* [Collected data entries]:
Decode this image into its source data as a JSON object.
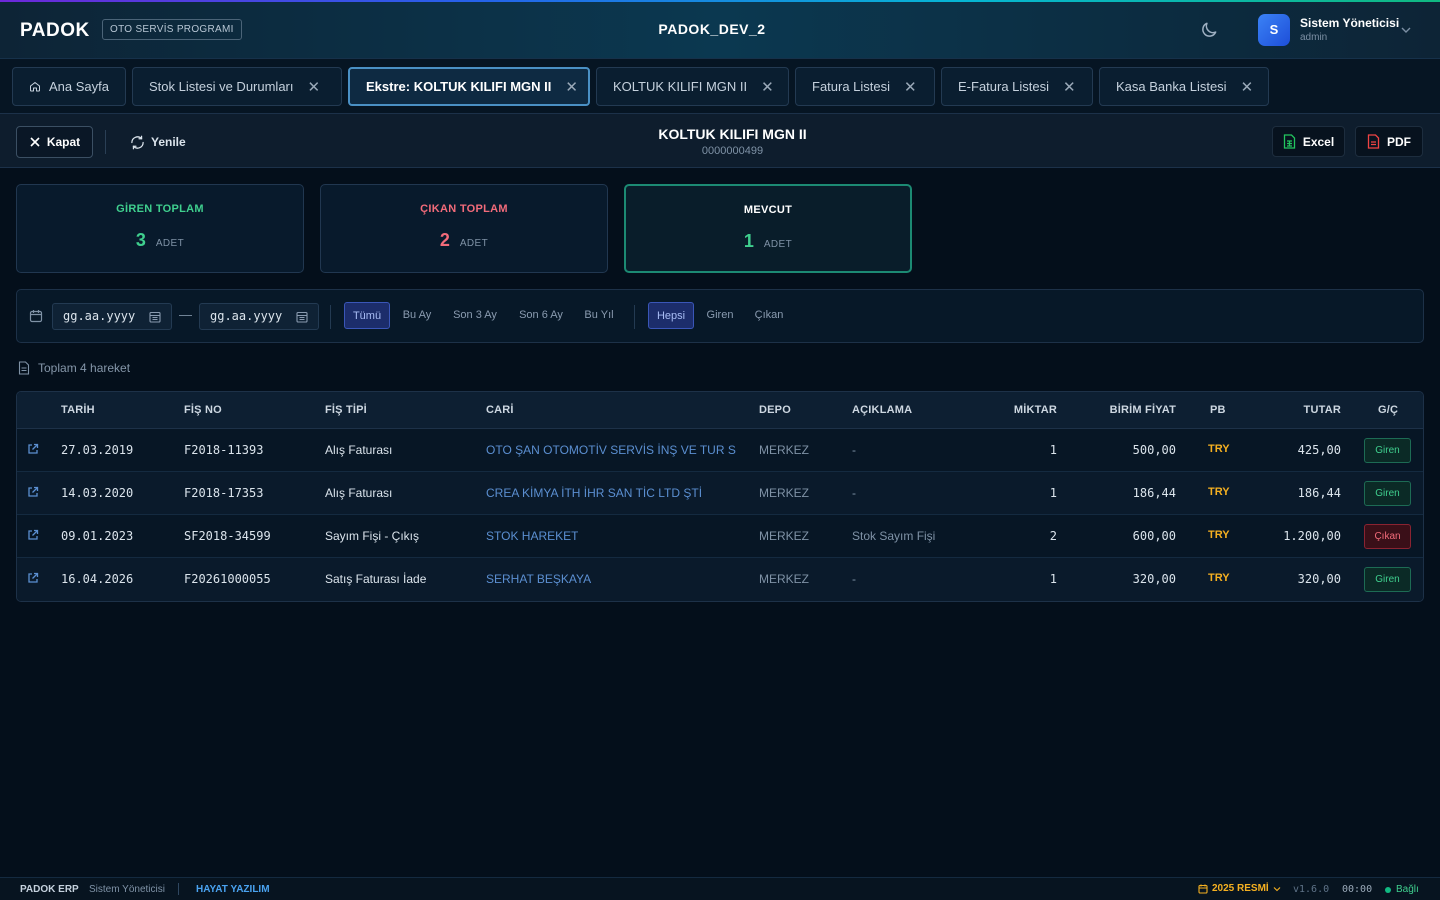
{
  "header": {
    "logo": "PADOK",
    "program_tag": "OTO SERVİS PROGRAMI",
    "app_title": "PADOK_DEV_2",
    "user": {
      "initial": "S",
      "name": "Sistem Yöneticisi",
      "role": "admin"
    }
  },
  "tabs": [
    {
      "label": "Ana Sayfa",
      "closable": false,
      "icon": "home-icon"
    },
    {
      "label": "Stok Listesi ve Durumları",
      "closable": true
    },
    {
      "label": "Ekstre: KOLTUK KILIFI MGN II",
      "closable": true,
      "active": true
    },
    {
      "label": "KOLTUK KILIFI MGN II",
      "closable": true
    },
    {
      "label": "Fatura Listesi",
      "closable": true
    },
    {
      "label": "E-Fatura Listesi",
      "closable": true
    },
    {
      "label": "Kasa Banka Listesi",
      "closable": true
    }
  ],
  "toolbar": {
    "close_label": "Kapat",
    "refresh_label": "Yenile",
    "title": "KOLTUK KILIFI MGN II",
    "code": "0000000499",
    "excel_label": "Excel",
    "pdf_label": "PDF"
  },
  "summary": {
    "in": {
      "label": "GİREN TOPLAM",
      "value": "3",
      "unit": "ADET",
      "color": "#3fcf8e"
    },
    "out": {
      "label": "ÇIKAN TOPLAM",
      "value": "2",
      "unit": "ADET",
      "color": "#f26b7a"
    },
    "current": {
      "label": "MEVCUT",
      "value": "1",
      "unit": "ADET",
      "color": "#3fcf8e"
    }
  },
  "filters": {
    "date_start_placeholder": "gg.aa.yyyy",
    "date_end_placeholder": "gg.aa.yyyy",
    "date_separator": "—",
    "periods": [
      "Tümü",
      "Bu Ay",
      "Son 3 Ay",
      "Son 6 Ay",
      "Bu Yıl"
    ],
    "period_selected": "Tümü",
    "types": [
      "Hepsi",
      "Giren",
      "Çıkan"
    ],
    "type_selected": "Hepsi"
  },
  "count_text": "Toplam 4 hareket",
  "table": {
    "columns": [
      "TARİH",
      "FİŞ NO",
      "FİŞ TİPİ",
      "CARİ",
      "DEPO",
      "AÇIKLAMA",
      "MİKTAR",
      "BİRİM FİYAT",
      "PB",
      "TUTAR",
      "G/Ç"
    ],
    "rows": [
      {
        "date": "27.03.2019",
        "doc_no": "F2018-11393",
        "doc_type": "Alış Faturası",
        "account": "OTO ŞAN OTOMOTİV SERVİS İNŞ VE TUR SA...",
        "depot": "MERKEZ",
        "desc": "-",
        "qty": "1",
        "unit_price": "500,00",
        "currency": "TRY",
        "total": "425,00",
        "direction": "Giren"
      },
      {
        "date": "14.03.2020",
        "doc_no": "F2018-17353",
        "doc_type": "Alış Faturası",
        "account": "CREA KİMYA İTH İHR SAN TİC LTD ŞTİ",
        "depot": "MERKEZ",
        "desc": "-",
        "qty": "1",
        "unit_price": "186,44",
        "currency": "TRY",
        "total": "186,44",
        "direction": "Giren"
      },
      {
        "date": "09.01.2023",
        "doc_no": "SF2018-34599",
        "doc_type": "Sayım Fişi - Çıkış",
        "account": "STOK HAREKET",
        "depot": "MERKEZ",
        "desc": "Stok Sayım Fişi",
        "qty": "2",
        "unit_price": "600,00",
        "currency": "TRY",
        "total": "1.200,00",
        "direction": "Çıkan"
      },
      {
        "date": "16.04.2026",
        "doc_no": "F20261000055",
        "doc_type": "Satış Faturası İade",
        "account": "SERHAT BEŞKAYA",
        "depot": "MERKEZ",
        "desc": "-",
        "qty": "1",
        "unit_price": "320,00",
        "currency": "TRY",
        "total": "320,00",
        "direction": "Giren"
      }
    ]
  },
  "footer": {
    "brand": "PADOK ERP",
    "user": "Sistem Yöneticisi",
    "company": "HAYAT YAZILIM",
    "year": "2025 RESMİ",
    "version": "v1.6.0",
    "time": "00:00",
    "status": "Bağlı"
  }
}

* [EXERCISE DETAILS]:
Extract all the entries word for word; omit any pictures.

* [RESPONSE FOR THIS EXERCISE]:
Decode this image into its source data as a JSON object.
{
  "header": {
    "logo": "PADOK",
    "program_tag": "OTO SERVİS PROGRAMI",
    "app_title": "PADOK_DEV_2",
    "user": {
      "initial": "S",
      "name": "Sistem Yöneticisi",
      "role": "admin"
    }
  },
  "tabs": [
    {
      "label": "Ana Sayfa",
      "closable": false,
      "icon": "home-icon"
    },
    {
      "label": "Stok Listesi ve Durumları",
      "closable": true
    },
    {
      "label": "Ekstre: KOLTUK KILIFI MGN II",
      "closable": true,
      "active": true
    },
    {
      "label": "KOLTUK KILIFI MGN II",
      "closable": true
    },
    {
      "label": "Fatura Listesi",
      "closable": true
    },
    {
      "label": "E-Fatura Listesi",
      "closable": true
    },
    {
      "label": "Kasa Banka Listesi",
      "closable": true
    }
  ],
  "toolbar": {
    "close_label": "Kapat",
    "refresh_label": "Yenile",
    "title": "KOLTUK KILIFI MGN II",
    "code": "0000000499",
    "excel_label": "Excel",
    "pdf_label": "PDF"
  },
  "summary": {
    "in": {
      "label": "GİREN TOPLAM",
      "value": "3",
      "unit": "ADET",
      "color": "#3fcf8e"
    },
    "out": {
      "label": "ÇIKAN TOPLAM",
      "value": "2",
      "unit": "ADET",
      "color": "#f26b7a"
    },
    "current": {
      "label": "MEVCUT",
      "value": "1",
      "unit": "ADET",
      "color": "#3fcf8e"
    }
  },
  "filters": {
    "date_start_placeholder": "gg.aa.yyyy",
    "date_end_placeholder": "gg.aa.yyyy",
    "date_separator": "—",
    "periods": [
      "Tümü",
      "Bu Ay",
      "Son 3 Ay",
      "Son 6 Ay",
      "Bu Yıl"
    ],
    "period_selected": "Tümü",
    "types": [
      "Hepsi",
      "Giren",
      "Çıkan"
    ],
    "type_selected": "Hepsi"
  },
  "count_text": "Toplam 4 hareket",
  "table": {
    "columns": [
      "TARİH",
      "FİŞ NO",
      "FİŞ TİPİ",
      "CARİ",
      "DEPO",
      "AÇIKLAMA",
      "MİKTAR",
      "BİRİM FİYAT",
      "PB",
      "TUTAR",
      "G/Ç"
    ],
    "rows": [
      {
        "date": "27.03.2019",
        "doc_no": "F2018-11393",
        "doc_type": "Alış Faturası",
        "account": "OTO ŞAN OTOMOTİV SERVİS İNŞ VE TUR SA...",
        "depot": "MERKEZ",
        "desc": "-",
        "qty": "1",
        "unit_price": "500,00",
        "currency": "TRY",
        "total": "425,00",
        "direction": "Giren"
      },
      {
        "date": "14.03.2020",
        "doc_no": "F2018-17353",
        "doc_type": "Alış Faturası",
        "account": "CREA KİMYA İTH İHR SAN TİC LTD ŞTİ",
        "depot": "MERKEZ",
        "desc": "-",
        "qty": "1",
        "unit_price": "186,44",
        "currency": "TRY",
        "total": "186,44",
        "direction": "Giren"
      },
      {
        "date": "09.01.2023",
        "doc_no": "SF2018-34599",
        "doc_type": "Sayım Fişi - Çıkış",
        "account": "STOK HAREKET",
        "depot": "MERKEZ",
        "desc": "Stok Sayım Fişi",
        "qty": "2",
        "unit_price": "600,00",
        "currency": "TRY",
        "total": "1.200,00",
        "direction": "Çıkan"
      },
      {
        "date": "16.04.2026",
        "doc_no": "F20261000055",
        "doc_type": "Satış Faturası İade",
        "account": "SERHAT BEŞKAYA",
        "depot": "MERKEZ",
        "desc": "-",
        "qty": "1",
        "unit_price": "320,00",
        "currency": "TRY",
        "total": "320,00",
        "direction": "Giren"
      }
    ]
  },
  "footer": {
    "brand": "PADOK ERP",
    "user": "Sistem Yöneticisi",
    "company": "HAYAT YAZILIM",
    "year": "2025 RESMİ",
    "version": "v1.6.0",
    "time": "00:00",
    "status": "Bağlı"
  }
}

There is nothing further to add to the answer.